Goal — Give only the number of lines in the data that contain the word "title".

— start of Provided entries —

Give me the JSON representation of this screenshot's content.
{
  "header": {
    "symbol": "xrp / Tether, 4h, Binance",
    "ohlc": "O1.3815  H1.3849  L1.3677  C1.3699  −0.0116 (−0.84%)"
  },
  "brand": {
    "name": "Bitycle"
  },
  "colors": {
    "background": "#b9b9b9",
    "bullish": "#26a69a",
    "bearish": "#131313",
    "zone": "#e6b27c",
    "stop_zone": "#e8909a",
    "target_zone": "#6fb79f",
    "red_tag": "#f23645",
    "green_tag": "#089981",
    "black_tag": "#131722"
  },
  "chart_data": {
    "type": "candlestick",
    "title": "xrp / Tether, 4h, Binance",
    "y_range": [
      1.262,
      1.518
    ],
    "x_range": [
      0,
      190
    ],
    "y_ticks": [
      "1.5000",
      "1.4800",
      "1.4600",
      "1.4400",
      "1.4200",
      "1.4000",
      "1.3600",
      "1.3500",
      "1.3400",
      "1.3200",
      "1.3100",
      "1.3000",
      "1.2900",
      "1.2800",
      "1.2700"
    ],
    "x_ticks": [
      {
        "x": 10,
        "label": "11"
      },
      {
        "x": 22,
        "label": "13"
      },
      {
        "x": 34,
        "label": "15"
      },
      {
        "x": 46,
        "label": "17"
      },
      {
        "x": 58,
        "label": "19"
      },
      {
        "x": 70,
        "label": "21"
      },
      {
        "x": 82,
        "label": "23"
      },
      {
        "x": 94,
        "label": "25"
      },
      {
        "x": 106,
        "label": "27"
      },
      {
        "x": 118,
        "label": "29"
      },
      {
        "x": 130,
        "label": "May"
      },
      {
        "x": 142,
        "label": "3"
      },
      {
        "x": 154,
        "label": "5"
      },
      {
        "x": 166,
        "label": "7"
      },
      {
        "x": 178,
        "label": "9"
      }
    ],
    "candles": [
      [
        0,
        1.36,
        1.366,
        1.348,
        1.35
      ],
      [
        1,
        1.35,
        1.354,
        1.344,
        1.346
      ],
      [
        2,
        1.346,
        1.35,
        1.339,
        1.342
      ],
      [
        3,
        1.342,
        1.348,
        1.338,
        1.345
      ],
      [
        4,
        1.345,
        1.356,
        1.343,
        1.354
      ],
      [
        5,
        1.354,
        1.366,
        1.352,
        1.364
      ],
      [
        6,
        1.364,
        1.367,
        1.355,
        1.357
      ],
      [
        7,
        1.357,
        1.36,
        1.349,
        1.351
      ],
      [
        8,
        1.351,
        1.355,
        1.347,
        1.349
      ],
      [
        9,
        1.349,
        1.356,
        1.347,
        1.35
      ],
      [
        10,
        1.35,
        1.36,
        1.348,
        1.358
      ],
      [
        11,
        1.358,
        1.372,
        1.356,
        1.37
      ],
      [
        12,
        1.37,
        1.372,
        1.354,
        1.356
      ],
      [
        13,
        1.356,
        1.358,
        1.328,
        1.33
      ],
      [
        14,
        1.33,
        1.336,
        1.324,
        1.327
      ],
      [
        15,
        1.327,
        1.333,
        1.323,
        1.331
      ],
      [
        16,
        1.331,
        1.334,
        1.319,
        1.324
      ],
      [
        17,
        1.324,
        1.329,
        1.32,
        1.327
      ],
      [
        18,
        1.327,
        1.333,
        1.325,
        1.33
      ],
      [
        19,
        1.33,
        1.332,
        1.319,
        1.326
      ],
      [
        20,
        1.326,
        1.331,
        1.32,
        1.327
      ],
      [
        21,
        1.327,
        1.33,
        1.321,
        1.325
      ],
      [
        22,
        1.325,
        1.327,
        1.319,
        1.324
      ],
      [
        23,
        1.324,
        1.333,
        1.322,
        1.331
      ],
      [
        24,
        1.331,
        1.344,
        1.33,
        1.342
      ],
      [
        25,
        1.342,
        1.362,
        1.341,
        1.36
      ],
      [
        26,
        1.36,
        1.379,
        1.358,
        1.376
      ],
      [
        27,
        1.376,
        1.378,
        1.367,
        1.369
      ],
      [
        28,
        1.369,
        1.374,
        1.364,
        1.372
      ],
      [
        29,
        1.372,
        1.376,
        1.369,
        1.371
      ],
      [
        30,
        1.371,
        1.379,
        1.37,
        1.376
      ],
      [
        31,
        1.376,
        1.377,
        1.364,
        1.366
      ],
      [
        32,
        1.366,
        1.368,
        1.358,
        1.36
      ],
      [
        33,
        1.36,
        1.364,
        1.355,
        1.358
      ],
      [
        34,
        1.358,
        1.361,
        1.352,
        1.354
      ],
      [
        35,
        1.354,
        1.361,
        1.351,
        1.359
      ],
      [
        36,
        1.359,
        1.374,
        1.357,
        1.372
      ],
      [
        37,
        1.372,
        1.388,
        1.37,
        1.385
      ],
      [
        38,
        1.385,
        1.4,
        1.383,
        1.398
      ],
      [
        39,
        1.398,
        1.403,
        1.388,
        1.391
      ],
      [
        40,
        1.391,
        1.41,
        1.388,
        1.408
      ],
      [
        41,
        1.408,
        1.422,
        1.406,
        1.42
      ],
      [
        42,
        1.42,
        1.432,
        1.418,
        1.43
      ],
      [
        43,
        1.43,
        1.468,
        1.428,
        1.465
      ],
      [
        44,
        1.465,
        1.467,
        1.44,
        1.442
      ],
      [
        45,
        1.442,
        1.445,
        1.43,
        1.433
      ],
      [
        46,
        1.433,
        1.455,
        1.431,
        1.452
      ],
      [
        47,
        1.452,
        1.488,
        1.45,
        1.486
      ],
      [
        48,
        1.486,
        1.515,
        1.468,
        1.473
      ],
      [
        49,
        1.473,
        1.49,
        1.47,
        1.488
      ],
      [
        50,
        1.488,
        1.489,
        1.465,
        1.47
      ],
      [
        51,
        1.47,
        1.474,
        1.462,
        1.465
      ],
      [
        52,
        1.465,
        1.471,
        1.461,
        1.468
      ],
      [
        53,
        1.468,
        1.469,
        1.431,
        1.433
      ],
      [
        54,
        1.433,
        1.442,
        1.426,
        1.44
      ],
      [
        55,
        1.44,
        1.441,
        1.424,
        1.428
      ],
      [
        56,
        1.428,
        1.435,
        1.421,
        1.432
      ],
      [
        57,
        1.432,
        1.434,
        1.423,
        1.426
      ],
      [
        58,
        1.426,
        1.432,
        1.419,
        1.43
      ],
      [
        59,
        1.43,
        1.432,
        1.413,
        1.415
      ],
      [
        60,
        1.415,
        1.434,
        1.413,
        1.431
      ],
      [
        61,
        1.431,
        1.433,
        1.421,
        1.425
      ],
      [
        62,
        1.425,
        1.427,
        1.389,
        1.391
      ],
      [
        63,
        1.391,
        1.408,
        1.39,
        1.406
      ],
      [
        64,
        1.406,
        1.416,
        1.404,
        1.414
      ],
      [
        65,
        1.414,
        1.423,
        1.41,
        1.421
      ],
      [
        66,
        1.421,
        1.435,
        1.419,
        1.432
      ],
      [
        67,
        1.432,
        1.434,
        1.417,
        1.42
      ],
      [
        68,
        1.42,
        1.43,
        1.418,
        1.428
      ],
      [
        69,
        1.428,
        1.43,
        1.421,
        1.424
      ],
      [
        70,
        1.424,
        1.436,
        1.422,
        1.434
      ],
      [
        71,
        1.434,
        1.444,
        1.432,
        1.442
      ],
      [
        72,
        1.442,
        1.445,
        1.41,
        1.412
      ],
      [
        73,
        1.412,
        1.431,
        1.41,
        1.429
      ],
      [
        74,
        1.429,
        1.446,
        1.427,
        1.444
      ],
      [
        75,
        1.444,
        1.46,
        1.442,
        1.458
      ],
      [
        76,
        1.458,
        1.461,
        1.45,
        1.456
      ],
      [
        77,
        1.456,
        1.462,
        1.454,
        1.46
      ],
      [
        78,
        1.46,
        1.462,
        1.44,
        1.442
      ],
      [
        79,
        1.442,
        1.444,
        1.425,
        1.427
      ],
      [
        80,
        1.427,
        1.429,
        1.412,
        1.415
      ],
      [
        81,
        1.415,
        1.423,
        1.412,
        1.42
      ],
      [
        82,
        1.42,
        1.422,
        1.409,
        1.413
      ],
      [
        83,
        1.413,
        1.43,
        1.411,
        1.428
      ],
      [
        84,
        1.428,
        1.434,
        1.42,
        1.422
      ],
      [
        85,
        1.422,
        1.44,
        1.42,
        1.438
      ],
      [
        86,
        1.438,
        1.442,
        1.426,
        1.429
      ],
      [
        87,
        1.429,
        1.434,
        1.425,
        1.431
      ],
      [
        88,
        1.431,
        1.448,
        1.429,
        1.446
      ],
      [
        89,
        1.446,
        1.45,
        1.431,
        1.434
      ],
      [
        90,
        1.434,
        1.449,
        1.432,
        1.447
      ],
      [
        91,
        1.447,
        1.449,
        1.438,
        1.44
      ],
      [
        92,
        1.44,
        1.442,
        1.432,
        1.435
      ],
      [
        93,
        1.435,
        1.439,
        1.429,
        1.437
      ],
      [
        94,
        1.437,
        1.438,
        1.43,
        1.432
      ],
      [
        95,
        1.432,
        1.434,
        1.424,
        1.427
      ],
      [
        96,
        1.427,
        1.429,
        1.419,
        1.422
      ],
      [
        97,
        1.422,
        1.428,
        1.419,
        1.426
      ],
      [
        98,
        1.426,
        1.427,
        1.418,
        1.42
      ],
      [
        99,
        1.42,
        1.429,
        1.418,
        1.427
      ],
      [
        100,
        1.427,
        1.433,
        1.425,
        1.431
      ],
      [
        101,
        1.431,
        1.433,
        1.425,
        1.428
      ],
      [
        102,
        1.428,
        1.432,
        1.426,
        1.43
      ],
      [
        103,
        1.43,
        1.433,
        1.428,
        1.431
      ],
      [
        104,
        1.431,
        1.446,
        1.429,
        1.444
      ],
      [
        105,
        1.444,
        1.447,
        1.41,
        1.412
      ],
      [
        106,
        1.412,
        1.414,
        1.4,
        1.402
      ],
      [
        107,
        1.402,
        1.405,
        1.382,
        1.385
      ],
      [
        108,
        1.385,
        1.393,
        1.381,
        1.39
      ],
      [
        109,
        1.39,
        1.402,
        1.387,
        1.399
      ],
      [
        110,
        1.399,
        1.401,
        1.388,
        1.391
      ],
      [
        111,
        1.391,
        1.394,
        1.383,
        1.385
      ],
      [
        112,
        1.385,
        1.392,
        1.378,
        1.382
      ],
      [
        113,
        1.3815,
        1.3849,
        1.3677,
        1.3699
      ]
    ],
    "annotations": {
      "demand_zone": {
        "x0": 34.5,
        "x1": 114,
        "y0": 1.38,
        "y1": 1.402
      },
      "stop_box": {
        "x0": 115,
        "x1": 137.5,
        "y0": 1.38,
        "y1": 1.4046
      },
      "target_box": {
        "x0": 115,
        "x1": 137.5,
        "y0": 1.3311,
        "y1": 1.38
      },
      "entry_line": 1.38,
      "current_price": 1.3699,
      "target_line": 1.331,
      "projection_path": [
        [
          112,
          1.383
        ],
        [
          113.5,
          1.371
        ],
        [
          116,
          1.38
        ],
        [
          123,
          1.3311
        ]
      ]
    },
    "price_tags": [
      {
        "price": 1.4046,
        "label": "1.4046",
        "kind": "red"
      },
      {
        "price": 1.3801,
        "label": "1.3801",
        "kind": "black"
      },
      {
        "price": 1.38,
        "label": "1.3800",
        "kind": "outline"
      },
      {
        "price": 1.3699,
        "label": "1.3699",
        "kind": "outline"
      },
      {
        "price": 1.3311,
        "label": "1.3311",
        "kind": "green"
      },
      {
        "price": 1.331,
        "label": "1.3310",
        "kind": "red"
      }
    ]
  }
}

— end of Provided entries —
— start of Provided entries —

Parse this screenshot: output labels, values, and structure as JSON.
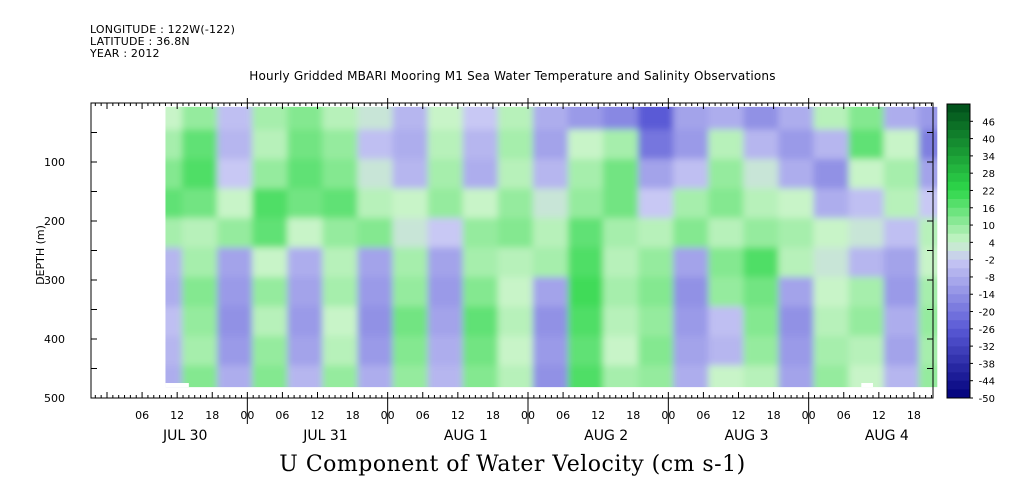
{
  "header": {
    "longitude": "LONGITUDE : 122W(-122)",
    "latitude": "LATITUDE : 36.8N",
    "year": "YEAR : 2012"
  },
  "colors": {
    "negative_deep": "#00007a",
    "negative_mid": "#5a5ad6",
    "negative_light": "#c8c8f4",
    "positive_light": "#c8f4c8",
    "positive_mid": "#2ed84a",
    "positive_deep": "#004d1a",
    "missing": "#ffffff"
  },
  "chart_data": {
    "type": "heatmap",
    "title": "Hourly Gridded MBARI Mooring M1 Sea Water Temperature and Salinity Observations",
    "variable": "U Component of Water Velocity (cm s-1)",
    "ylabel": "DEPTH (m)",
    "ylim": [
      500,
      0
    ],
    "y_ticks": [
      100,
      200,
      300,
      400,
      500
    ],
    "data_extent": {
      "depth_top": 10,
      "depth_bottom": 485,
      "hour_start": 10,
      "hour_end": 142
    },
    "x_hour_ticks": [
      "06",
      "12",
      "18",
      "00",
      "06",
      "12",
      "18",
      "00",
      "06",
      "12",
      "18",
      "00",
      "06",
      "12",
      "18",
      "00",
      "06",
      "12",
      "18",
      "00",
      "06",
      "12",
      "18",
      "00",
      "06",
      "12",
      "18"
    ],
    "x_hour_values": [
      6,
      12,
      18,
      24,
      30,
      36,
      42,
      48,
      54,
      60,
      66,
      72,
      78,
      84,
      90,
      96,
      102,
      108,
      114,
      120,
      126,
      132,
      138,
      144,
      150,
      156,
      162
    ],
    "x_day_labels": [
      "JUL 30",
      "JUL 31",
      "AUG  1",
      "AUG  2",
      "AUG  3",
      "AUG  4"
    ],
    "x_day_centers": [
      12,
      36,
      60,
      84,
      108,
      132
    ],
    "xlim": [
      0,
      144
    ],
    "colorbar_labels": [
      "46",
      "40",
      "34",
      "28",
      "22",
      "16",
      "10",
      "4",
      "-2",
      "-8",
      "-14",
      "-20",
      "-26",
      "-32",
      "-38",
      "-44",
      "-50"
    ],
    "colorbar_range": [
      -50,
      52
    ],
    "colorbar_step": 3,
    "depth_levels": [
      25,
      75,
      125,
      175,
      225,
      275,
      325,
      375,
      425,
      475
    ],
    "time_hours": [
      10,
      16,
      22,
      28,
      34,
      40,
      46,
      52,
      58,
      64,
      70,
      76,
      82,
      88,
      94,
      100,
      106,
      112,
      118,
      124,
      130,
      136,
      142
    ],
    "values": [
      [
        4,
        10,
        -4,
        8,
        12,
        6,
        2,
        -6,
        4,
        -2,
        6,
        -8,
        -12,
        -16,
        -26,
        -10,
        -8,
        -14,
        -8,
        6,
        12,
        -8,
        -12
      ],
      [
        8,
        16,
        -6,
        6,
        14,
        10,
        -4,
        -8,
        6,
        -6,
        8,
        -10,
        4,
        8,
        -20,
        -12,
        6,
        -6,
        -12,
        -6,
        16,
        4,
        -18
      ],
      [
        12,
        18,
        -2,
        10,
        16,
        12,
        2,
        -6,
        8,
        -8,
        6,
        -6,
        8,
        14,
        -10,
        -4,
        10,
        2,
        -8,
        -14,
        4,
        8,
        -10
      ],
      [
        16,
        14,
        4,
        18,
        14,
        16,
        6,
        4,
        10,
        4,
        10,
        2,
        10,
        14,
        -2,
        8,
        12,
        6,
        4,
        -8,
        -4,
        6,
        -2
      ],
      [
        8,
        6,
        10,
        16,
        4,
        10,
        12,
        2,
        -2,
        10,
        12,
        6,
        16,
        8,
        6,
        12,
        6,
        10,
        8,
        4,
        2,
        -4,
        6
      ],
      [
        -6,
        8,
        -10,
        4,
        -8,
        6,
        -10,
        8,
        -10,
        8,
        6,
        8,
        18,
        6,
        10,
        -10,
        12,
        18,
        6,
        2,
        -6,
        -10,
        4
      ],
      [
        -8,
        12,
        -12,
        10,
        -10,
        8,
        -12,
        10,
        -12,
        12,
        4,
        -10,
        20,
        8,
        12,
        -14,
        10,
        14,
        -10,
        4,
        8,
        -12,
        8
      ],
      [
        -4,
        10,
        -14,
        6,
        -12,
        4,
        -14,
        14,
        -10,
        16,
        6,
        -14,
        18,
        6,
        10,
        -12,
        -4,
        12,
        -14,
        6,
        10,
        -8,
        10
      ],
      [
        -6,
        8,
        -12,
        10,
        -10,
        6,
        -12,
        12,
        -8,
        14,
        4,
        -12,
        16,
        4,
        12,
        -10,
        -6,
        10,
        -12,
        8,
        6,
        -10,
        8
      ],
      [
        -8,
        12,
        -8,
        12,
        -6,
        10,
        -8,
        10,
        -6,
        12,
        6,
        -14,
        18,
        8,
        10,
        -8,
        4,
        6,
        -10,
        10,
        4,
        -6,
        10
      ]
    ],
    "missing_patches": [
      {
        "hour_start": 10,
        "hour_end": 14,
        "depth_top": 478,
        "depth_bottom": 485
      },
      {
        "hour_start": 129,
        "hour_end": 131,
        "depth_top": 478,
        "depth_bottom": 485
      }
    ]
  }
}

— end of Provided entries —
— start of Provided entries —

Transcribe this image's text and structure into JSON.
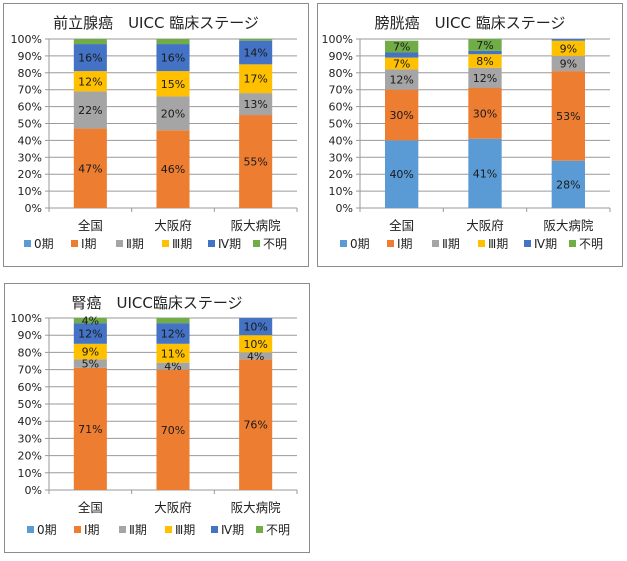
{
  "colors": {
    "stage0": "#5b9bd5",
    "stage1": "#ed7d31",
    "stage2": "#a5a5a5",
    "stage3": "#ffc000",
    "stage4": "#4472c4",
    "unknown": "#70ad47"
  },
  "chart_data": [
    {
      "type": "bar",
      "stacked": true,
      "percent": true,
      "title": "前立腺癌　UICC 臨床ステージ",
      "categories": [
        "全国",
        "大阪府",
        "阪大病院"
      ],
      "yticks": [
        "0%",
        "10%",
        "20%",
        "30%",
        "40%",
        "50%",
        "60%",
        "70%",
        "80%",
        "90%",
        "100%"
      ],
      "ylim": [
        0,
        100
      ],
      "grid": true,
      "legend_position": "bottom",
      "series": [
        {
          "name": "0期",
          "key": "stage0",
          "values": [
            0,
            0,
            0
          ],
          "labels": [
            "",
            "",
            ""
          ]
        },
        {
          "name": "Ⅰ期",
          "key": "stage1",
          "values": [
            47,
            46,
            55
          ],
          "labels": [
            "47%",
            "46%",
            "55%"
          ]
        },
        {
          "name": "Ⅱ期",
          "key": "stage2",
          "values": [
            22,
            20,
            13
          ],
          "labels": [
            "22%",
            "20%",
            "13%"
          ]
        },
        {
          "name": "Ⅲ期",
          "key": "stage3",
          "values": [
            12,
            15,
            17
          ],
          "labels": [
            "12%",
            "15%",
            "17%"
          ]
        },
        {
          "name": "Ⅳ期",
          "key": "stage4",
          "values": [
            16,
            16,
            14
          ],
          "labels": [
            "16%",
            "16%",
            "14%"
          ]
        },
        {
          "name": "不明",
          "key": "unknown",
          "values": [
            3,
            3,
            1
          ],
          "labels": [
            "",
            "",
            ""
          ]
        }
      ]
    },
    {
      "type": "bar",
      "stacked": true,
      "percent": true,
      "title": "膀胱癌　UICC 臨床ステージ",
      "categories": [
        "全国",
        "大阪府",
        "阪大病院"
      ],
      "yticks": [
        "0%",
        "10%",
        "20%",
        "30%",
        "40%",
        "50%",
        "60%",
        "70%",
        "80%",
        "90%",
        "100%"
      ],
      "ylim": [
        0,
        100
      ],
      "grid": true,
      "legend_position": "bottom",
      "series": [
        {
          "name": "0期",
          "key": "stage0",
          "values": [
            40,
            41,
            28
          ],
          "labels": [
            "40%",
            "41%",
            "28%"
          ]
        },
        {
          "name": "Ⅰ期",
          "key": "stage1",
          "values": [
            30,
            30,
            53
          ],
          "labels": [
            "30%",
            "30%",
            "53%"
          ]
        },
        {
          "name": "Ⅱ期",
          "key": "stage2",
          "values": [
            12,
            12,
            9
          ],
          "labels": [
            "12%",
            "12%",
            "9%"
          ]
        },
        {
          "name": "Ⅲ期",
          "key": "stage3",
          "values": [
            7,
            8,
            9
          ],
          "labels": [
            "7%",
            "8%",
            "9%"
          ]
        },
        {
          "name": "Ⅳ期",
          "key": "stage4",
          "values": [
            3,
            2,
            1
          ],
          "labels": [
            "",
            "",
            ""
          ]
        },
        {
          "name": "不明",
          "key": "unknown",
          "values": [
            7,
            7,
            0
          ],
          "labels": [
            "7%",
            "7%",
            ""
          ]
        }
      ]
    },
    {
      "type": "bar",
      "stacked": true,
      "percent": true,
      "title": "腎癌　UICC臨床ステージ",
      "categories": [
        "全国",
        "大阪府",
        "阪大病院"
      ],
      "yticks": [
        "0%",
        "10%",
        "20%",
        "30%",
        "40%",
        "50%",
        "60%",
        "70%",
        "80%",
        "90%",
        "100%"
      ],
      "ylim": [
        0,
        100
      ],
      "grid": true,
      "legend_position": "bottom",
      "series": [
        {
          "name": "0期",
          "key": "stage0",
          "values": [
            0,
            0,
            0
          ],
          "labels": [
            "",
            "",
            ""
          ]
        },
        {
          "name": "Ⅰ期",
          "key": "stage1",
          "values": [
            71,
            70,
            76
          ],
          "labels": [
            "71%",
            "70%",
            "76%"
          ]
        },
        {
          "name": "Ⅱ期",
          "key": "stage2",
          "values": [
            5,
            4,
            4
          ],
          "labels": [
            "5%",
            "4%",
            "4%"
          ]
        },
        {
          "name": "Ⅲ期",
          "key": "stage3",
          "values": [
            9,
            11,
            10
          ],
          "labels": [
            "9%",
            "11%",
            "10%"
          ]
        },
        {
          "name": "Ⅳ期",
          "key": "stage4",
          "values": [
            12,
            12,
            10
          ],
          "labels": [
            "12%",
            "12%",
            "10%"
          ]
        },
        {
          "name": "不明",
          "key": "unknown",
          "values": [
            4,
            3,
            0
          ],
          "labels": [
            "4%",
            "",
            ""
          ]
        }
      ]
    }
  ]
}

— end of Provided entries —

Final answer — 5